• WORK TO BE COMPLETED:
Scan the records for the word "ylabel". Copy each line that includes it.

Records from a dataset
========

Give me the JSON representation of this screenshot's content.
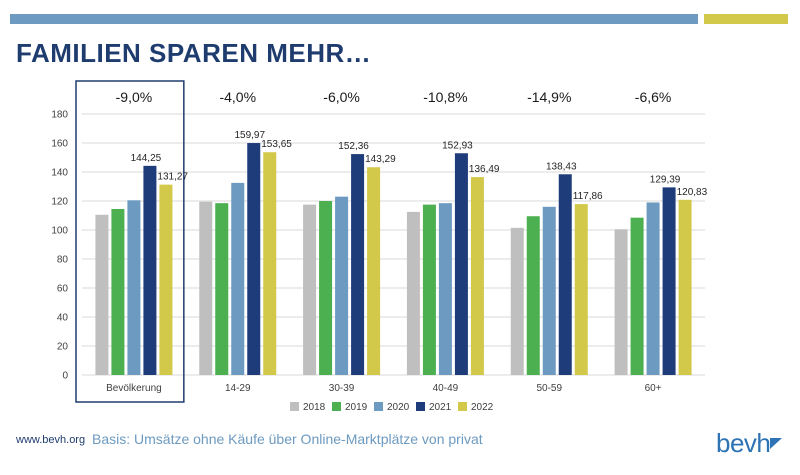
{
  "header": {
    "title": "FAMILIEN SPAREN MEHR…"
  },
  "footer": {
    "url": "www.bevh.org",
    "basis": "Basis: Umsätze ohne Käufe über Online-Marktplätze von privat",
    "logo_text": "bevh"
  },
  "colors": {
    "top_bar_blue": "#6d9ac0",
    "top_bar_gold": "#d2c84a",
    "title": "#1f3c6e"
  },
  "chart_data": {
    "type": "bar",
    "categories": [
      "Bevölkerung",
      "14-29",
      "30-39",
      "40-49",
      "50-59",
      "60+"
    ],
    "changes": [
      "-9,0%",
      "-4,0%",
      "-6,0%",
      "-10,8%",
      "-14,9%",
      "-6,6%"
    ],
    "highlighted_category": "Bevölkerung",
    "ylim": [
      0,
      180
    ],
    "yticks": [
      0,
      20,
      40,
      60,
      80,
      100,
      120,
      140,
      160,
      180
    ],
    "grid": true,
    "legend_position": "bottom",
    "series": [
      {
        "name": "2018",
        "color": "#bfbfbf",
        "values": [
          110.5,
          119.5,
          117.5,
          112.5,
          101.5,
          100.5
        ],
        "labels": [
          "",
          "",
          "",
          "",
          "",
          ""
        ]
      },
      {
        "name": "2019",
        "color": "#4caf50",
        "values": [
          114.5,
          118.5,
          120,
          117.5,
          109.5,
          108.5
        ],
        "labels": [
          "",
          "",
          "",
          "",
          "",
          ""
        ]
      },
      {
        "name": "2020",
        "color": "#6d9ac0",
        "values": [
          120.5,
          132.5,
          123,
          118.5,
          116,
          119
        ],
        "labels": [
          "",
          "",
          "",
          "",
          "",
          ""
        ]
      },
      {
        "name": "2021",
        "color": "#1f3c7a",
        "values": [
          144.25,
          159.97,
          152.36,
          152.93,
          138.43,
          129.39
        ],
        "labels": [
          "144,25",
          "159,97",
          "152,36",
          "152,93",
          "138,43",
          "129,39"
        ]
      },
      {
        "name": "2022",
        "color": "#d2c84a",
        "values": [
          131.27,
          153.65,
          143.29,
          136.49,
          117.86,
          120.83
        ],
        "labels": [
          "131,27",
          "153,65",
          "143,29",
          "136,49",
          "117,86",
          "120,83"
        ]
      }
    ]
  }
}
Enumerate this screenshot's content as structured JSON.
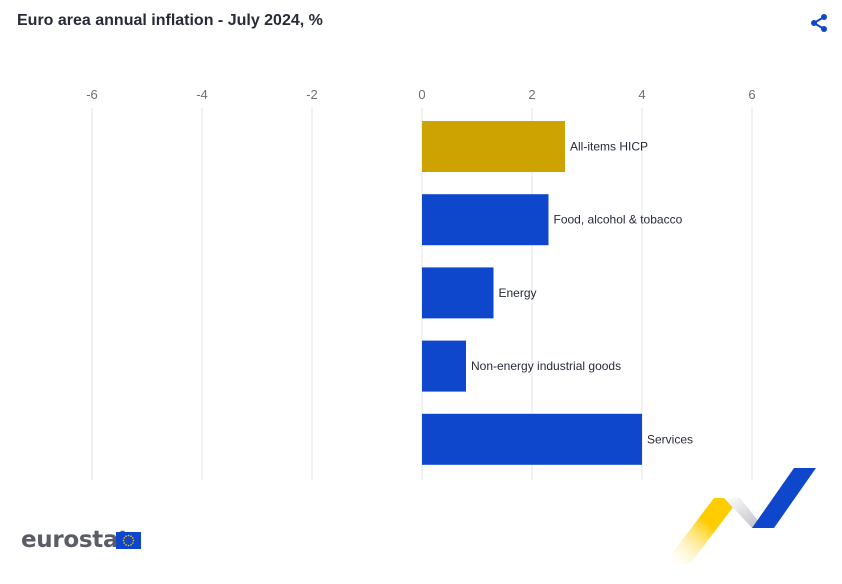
{
  "header": {
    "title": "Euro area annual inflation - July 2024, %",
    "share_icon": "share-icon"
  },
  "branding": {
    "logo_text": "eurostat",
    "flag_icon": "eu-flag-icon",
    "ribbon_colors": [
      "#ffcc00",
      "#c8cacf",
      "#0e47cb"
    ]
  },
  "chart_data": {
    "type": "bar",
    "orientation": "horizontal",
    "title": "Euro area annual inflation - July 2024, %",
    "xlabel": "",
    "ylabel": "",
    "xlim": [
      -6,
      6
    ],
    "ticks": [
      -6,
      -4,
      -2,
      0,
      2,
      4,
      6
    ],
    "grid": true,
    "categories": [
      "All-items HICP",
      "Food, alcohol & tobacco",
      "Energy",
      "Non-energy industrial goods",
      "Services"
    ],
    "values": [
      2.6,
      2.3,
      1.3,
      0.8,
      4.0
    ],
    "colors": [
      "#cca300",
      "#0e47cb",
      "#0e47cb",
      "#0e47cb",
      "#0e47cb"
    ]
  }
}
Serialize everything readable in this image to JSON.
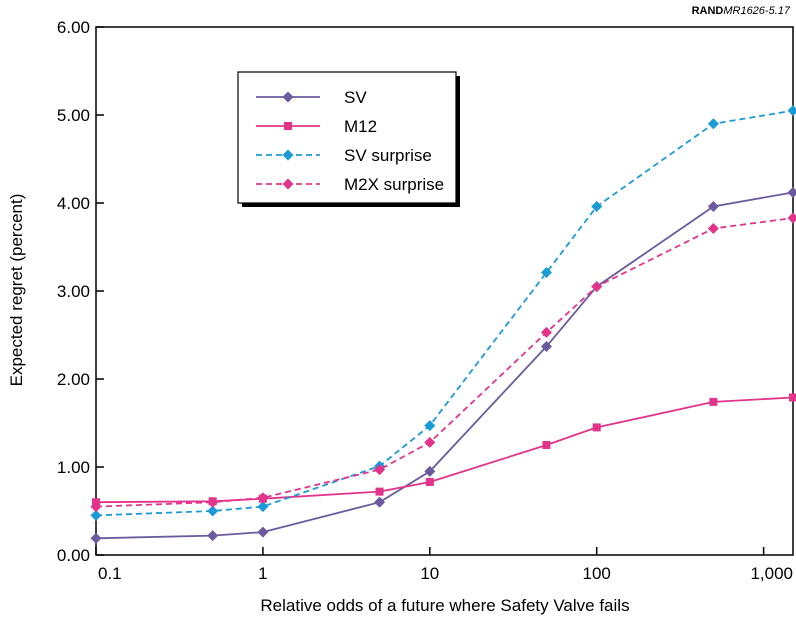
{
  "source_label": {
    "bold": "RAND",
    "italic": "MR1626-5.17"
  },
  "chart_data": {
    "type": "line",
    "xlabel": "Relative odds of a future where Safety Valve fails",
    "ylabel": "Expected regret (percent)",
    "x_scale": "log",
    "xlim": [
      0.1,
      1500
    ],
    "ylim": [
      0,
      6
    ],
    "x_ticks": [
      {
        "value": 0.1,
        "label": "0.1"
      },
      {
        "value": 1,
        "label": "1"
      },
      {
        "value": 10,
        "label": "10"
      },
      {
        "value": 100,
        "label": "100"
      },
      {
        "value": 1000,
        "label": "1,000"
      }
    ],
    "y_ticks": [
      {
        "value": 0,
        "label": "0.00"
      },
      {
        "value": 1,
        "label": "1.00"
      },
      {
        "value": 2,
        "label": "2.00"
      },
      {
        "value": 3,
        "label": "3.00"
      },
      {
        "value": 4,
        "label": "4.00"
      },
      {
        "value": 5,
        "label": "5.00"
      },
      {
        "value": 6,
        "label": "6.00"
      }
    ],
    "grid": false,
    "legend_position": "top-left",
    "x": [
      0.1,
      0.5,
      1,
      5,
      10,
      50,
      100,
      500,
      1500
    ],
    "series": [
      {
        "name": "SV",
        "color": "#6b5b9e",
        "marker": "diamond",
        "dash": "solid",
        "values": [
          0.19,
          0.22,
          0.26,
          0.6,
          0.95,
          2.37,
          3.05,
          3.96,
          4.12
        ]
      },
      {
        "name": "M12",
        "color": "#e3348c",
        "marker": "square",
        "dash": "solid",
        "values": [
          0.6,
          0.61,
          0.64,
          0.72,
          0.83,
          1.25,
          1.45,
          1.74,
          1.79
        ]
      },
      {
        "name": "SV surprise",
        "color": "#1a9ad6",
        "marker": "diamond",
        "dash": "dashed",
        "values": [
          0.45,
          0.5,
          0.55,
          1.01,
          1.47,
          3.21,
          3.96,
          4.9,
          5.05
        ]
      },
      {
        "name": "M2X surprise",
        "color": "#e3348c",
        "marker": "diamond",
        "dash": "dashed",
        "values": [
          0.55,
          0.6,
          0.65,
          0.97,
          1.28,
          2.53,
          3.05,
          3.71,
          3.83
        ]
      }
    ]
  }
}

========

• OUTPUT OF THE TASK:
    "ylabel": "",
    "ylabel": "Expected regret (percent)",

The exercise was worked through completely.